# Task instructions
Copy the records below exactly as they appear.

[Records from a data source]
**********

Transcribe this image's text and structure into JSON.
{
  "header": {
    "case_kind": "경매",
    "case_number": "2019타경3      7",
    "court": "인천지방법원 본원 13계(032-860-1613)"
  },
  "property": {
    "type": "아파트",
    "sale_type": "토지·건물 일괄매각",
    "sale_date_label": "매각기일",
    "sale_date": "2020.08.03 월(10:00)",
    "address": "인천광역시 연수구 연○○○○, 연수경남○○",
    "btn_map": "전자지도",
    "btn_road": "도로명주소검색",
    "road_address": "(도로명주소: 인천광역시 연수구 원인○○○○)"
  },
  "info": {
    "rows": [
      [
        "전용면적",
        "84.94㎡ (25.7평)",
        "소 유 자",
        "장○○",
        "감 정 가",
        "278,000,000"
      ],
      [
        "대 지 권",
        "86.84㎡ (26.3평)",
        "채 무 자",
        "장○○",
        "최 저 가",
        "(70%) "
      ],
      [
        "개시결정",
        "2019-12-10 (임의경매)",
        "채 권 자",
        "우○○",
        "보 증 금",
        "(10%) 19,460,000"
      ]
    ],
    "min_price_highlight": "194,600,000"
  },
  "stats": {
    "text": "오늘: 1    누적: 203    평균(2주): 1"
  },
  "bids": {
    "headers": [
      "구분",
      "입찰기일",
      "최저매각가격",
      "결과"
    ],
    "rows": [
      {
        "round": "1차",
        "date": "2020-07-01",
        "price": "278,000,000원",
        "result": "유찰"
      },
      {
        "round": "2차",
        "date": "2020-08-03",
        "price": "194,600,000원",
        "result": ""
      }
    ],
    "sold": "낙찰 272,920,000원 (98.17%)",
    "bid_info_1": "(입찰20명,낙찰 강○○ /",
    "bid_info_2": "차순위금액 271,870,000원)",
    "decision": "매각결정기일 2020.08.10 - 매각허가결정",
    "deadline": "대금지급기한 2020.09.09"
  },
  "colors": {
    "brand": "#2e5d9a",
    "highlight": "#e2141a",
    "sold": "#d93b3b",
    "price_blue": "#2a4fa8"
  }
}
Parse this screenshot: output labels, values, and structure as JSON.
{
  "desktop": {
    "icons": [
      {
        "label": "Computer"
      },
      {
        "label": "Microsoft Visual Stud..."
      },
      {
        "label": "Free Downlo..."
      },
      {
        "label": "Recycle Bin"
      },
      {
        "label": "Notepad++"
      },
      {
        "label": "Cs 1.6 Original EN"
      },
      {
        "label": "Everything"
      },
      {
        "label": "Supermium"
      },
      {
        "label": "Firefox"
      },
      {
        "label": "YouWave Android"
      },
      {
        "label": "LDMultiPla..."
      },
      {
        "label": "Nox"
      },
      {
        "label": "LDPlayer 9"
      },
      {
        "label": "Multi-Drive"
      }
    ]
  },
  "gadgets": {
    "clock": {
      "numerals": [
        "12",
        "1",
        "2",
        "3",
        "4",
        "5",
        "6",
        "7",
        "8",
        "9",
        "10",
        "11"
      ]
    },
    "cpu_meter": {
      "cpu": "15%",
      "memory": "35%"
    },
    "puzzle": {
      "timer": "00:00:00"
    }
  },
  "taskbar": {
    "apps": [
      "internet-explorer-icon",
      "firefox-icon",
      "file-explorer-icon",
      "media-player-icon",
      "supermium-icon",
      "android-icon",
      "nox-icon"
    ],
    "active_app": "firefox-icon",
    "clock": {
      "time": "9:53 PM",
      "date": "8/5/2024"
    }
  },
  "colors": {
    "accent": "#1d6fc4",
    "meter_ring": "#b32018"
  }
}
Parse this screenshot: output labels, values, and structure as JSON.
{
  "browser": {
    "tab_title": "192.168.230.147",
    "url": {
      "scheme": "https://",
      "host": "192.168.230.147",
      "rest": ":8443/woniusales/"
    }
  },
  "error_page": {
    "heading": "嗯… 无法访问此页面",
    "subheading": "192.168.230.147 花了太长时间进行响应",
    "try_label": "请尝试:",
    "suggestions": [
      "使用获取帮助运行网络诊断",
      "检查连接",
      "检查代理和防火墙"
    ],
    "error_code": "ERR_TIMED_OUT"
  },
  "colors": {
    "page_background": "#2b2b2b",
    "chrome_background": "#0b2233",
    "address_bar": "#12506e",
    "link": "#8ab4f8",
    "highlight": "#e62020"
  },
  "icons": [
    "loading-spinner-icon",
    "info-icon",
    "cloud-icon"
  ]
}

**********

# Written reply
Transcribe this image's text and structure into JSON.
{
  "header": {
    "case_kind": "경매",
    "case_number": "2019타경3      7",
    "court": "인천지방법원 본원 13계(032-860-1613)"
  },
  "property": {
    "type": "아파트",
    "sale_type": "토지·건물 일괄매각",
    "sale_date_label": "매각기일",
    "sale_date": "2020.08.03 월(10:00)",
    "address": "인천광역시 연수구 연○○○○, 연수경남○○",
    "btn_map": "전자지도",
    "btn_road": "도로명주소검색",
    "road_address": "(도로명주소: 인천광역시 연수구 원인○○○○)"
  },
  "info": {
    "rows": [
      [
        "전용면적",
        "84.94㎡ (25.7평)",
        "소 유 자",
        "장○○",
        "감 정 가",
        "278,000,000"
      ],
      [
        "대 지 권",
        "86.84㎡ (26.3평)",
        "채 무 자",
        "장○○",
        "최 저 가",
        "(70%) "
      ],
      [
        "개시결정",
        "2019-12-10 (임의경매)",
        "채 권 자",
        "우○○",
        "보 증 금",
        "(10%) 19,460,000"
      ]
    ],
    "min_price_highlight": "194,600,000"
  },
  "stats": {
    "text": "오늘: 1    누적: 203    평균(2주): 1"
  },
  "bids": {
    "headers": [
      "구분",
      "입찰기일",
      "최저매각가격",
      "결과"
    ],
    "rows": [
      {
        "round": "1차",
        "date": "2020-07-01",
        "price": "278,000,000원",
        "result": "유찰"
      },
      {
        "round": "2차",
        "date": "2020-08-03",
        "price": "194,600,000원",
        "result": ""
      }
    ],
    "sold": "낙찰 272,920,000원 (98.17%)",
    "bid_info_1": "(입찰20명,낙찰 강○○ /",
    "bid_info_2": "차순위금액 271,870,000원)",
    "decision": "매각결정기일 2020.08.10 - 매각허가결정",
    "deadline": "대금지급기한 2020.09.09"
  },
  "colors": {
    "brand": "#2e5d9a",
    "highlight": "#e2141a",
    "sold": "#d93b3b",
    "price_blue": "#2a4fa8"
  }
}
Parse this screenshot: output labels, values, and structure as JSON.
{
  "desktop": {
    "icons": [
      {
        "label": "Computer"
      },
      {
        "label": "Microsoft Visual Stud..."
      },
      {
        "label": "Free Downlo..."
      },
      {
        "label": "Recycle Bin"
      },
      {
        "label": "Notepad++"
      },
      {
        "label": "Cs 1.6 Original EN"
      },
      {
        "label": "Everything"
      },
      {
        "label": "Supermium"
      },
      {
        "label": "Firefox"
      },
      {
        "label": "YouWave Android"
      },
      {
        "label": "LDMultiPla..."
      },
      {
        "label": "Nox"
      },
      {
        "label": "LDPlayer 9"
      },
      {
        "label": "Multi-Drive"
      }
    ]
  },
  "gadgets": {
    "clock": {
      "numerals": [
        "12",
        "1",
        "2",
        "3",
        "4",
        "5",
        "6",
        "7",
        "8",
        "9",
        "10",
        "11"
      ]
    },
    "cpu_meter": {
      "cpu": "15%",
      "memory": "35%"
    },
    "puzzle": {
      "timer": "00:00:00"
    }
  },
  "taskbar": {
    "apps": [
      "internet-explorer-icon",
      "firefox-icon",
      "file-explorer-icon",
      "media-player-icon",
      "supermium-icon",
      "android-icon",
      "nox-icon"
    ],
    "active_app": "firefox-icon",
    "clock": {
      "time": "9:53 PM",
      "date": "8/5/2024"
    }
  },
  "colors": {
    "accent": "#1d6fc4",
    "meter_ring": "#b32018"
  }
}
Parse this screenshot: output labels, values, and structure as JSON.
{
  "browser": {
    "tab_title": "192.168.230.147",
    "url": {
      "scheme": "https://",
      "host": "192.168.230.147",
      "rest": ":8443/woniusales/"
    }
  },
  "error_page": {
    "heading": "嗯… 无法访问此页面",
    "subheading": "192.168.230.147 花了太长时间进行响应",
    "try_label": "请尝试:",
    "suggestions": [
      "使用获取帮助运行网络诊断",
      "检查连接",
      "检查代理和防火墙"
    ],
    "error_code": "ERR_TIMED_OUT"
  },
  "colors": {
    "page_background": "#2b2b2b",
    "chrome_background": "#0b2233",
    "address_bar": "#12506e",
    "link": "#8ab4f8",
    "highlight": "#e62020"
  },
  "icons": [
    "loading-spinner-icon",
    "info-icon",
    "cloud-icon"
  ]
}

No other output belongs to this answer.